**Supplied records**:
···
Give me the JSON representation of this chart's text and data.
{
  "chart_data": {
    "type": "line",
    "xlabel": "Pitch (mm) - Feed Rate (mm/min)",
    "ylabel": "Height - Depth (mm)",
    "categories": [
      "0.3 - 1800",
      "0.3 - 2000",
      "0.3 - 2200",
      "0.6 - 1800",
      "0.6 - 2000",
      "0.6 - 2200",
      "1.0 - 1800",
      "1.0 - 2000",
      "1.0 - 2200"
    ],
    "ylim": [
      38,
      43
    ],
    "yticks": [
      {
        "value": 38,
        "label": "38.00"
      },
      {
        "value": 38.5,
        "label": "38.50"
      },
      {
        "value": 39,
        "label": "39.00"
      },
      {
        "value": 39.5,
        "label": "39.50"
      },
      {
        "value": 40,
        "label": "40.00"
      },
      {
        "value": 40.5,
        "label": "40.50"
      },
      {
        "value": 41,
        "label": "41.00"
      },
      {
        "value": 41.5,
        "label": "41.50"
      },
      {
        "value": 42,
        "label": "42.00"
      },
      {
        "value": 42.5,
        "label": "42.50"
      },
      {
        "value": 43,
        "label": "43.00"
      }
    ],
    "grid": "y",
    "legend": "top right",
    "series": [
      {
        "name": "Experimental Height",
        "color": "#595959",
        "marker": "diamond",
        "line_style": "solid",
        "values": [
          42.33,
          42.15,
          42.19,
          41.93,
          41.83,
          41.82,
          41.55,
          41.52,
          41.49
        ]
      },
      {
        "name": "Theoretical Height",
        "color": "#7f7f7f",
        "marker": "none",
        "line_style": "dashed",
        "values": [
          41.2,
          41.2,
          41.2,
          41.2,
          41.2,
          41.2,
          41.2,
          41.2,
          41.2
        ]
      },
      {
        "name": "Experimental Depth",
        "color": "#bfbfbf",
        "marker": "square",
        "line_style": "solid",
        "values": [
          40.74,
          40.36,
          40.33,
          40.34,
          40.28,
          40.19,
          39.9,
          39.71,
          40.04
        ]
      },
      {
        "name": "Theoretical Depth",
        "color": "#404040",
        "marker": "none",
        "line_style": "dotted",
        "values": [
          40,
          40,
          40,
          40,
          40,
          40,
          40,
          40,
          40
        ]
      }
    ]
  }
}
···
**Problem**: Pick out and copy every line that contains the word "Experimental".

**Final result**:
        "name": "Experimental Height",
        "name": "Experimental Depth",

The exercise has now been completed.